→ What you will do
In the entries that follow, find the word "повѣдилъ" and report each line it is on.

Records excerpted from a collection
=======
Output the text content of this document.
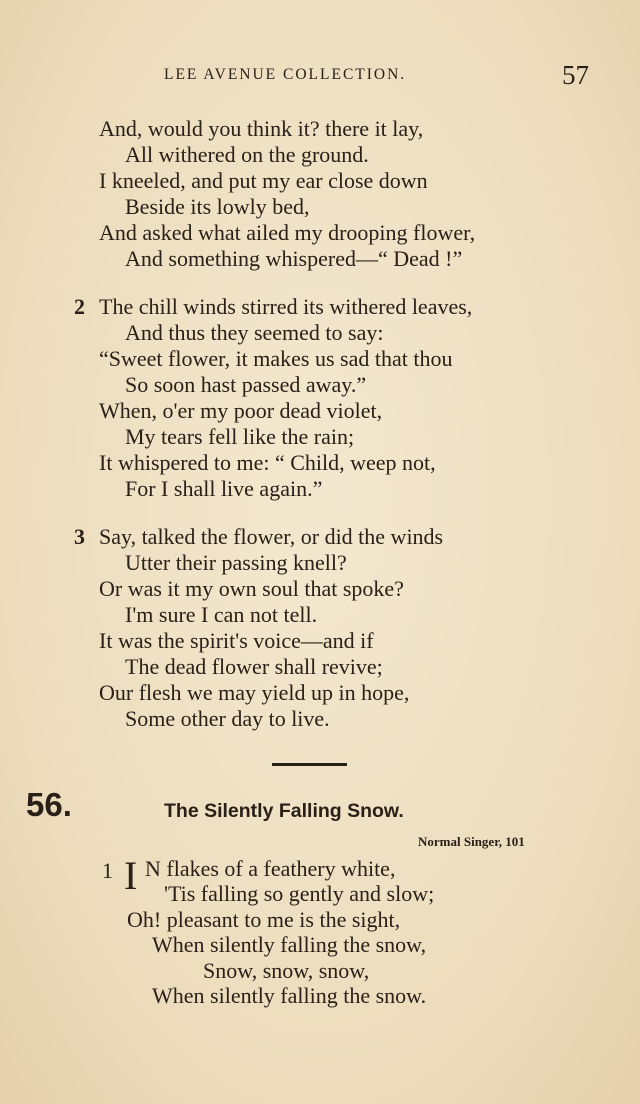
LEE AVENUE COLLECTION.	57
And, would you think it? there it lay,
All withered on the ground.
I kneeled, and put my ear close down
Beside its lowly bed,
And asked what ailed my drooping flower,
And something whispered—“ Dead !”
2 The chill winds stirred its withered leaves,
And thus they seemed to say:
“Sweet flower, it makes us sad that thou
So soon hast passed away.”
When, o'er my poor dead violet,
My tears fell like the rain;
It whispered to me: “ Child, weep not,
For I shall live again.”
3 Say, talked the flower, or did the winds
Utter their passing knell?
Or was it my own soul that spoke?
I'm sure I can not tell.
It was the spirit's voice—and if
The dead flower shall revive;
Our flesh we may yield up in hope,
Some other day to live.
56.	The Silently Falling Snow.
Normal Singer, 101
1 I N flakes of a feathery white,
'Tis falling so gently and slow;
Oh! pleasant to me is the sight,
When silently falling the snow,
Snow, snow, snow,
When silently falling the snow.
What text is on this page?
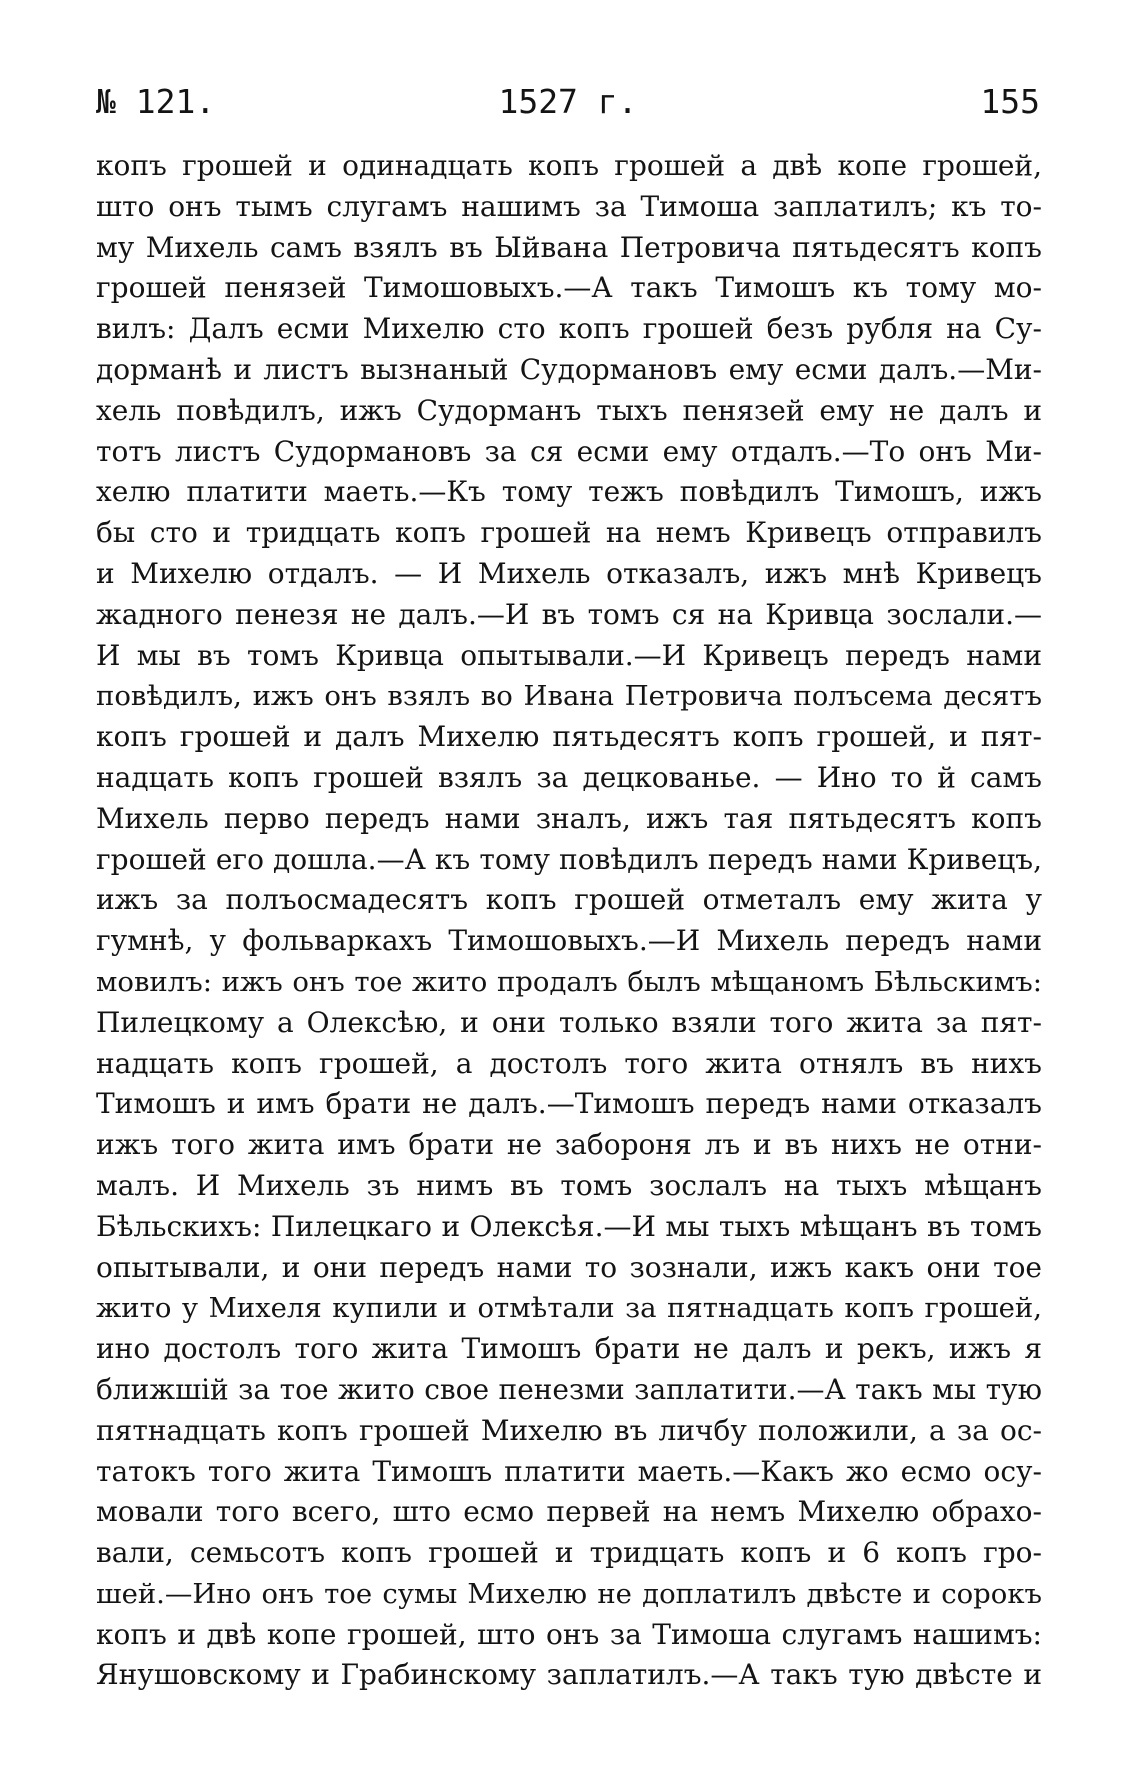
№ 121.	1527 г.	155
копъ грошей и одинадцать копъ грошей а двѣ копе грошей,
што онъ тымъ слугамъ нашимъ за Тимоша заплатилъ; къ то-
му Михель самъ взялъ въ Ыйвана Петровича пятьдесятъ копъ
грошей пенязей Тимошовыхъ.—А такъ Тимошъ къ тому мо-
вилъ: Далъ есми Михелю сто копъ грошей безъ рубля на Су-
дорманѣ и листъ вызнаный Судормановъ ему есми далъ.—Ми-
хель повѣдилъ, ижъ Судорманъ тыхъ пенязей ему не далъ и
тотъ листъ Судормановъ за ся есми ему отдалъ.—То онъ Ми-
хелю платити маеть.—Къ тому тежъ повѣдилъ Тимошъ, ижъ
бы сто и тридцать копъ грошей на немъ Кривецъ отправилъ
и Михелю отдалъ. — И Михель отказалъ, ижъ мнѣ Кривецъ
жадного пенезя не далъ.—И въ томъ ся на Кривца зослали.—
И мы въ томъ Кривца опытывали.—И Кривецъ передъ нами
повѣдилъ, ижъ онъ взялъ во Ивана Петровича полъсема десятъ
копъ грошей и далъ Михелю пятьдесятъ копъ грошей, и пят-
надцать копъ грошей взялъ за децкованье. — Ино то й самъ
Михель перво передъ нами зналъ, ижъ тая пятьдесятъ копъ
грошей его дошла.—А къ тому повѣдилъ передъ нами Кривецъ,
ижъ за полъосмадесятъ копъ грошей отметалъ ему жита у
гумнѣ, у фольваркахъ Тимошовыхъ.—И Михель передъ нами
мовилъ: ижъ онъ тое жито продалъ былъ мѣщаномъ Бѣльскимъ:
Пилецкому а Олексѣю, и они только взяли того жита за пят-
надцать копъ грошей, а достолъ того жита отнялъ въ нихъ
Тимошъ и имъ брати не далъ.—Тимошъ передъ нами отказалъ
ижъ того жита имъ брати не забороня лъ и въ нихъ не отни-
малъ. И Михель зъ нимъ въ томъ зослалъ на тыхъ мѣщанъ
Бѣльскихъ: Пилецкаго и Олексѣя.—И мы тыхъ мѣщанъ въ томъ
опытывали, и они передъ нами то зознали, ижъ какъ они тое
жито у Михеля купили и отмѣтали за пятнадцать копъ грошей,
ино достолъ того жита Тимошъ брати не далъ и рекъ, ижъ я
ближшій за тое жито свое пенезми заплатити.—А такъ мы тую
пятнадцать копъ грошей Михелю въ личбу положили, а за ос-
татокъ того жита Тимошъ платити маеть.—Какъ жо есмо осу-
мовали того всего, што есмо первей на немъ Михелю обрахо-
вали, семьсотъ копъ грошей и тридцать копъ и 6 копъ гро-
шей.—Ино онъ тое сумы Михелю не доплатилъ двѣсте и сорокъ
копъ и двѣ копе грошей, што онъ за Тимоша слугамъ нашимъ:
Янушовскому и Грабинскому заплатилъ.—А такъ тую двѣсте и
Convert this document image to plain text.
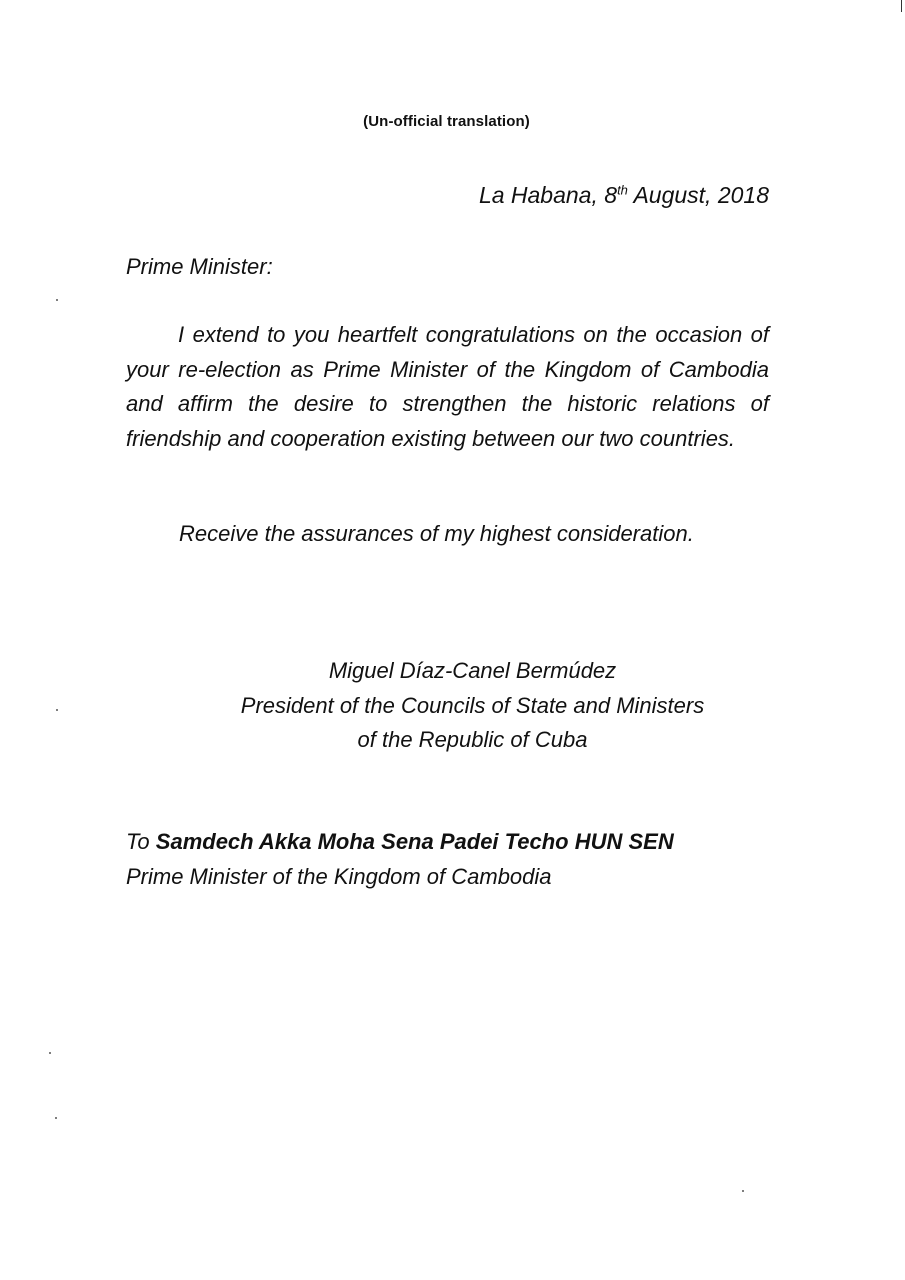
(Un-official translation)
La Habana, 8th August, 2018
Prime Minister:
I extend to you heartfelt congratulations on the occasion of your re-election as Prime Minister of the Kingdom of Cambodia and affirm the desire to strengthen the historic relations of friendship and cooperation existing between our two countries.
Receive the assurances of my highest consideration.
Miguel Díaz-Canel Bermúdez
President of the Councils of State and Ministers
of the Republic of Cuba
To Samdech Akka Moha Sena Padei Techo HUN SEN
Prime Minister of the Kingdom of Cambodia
=======
→ Solution
хель повѣдилъ, ижъ Судорманъ тыхъ пенязей ему не далъ и
хелю платити маеть.—Къ тому тежъ повѣдилъ Тимошъ, ижъ
повѣдилъ, ижъ онъ взялъ во Ивана Петровича полъсема десятъ
грошей его дошла.—А къ тому повѣдилъ передъ нами Кривецъ,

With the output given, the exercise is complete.